── DATA

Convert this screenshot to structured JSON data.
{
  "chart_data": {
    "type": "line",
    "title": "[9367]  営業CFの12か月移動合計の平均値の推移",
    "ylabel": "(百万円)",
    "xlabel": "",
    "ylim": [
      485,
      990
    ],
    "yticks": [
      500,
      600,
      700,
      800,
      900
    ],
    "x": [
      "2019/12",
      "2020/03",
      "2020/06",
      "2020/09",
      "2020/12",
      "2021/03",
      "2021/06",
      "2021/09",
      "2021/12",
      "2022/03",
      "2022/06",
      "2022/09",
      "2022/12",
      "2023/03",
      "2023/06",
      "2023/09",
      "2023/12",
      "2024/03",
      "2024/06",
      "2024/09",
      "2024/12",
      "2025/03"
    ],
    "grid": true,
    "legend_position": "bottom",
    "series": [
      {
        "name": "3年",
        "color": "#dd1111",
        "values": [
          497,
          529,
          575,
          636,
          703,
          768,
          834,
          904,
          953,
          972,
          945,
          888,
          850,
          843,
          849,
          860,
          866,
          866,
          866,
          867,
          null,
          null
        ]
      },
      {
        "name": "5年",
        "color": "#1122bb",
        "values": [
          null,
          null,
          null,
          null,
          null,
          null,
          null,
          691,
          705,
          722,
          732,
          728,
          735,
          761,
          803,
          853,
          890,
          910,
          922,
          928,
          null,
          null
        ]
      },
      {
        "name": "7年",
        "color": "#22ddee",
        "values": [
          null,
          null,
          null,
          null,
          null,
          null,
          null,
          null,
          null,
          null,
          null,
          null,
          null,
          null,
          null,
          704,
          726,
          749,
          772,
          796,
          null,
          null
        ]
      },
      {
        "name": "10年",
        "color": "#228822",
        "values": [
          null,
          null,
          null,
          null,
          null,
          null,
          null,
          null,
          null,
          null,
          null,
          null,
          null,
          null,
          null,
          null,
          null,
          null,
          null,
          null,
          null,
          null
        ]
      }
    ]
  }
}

────

- **WORK TO COMPLETE**: Pull every line containing the word "color" out of the material.

- **CORRECT RESULT**:
        "color": "#dd1111",
        "color": "#1122bb",
        "color": "#22ddee",
        "color": "#228822",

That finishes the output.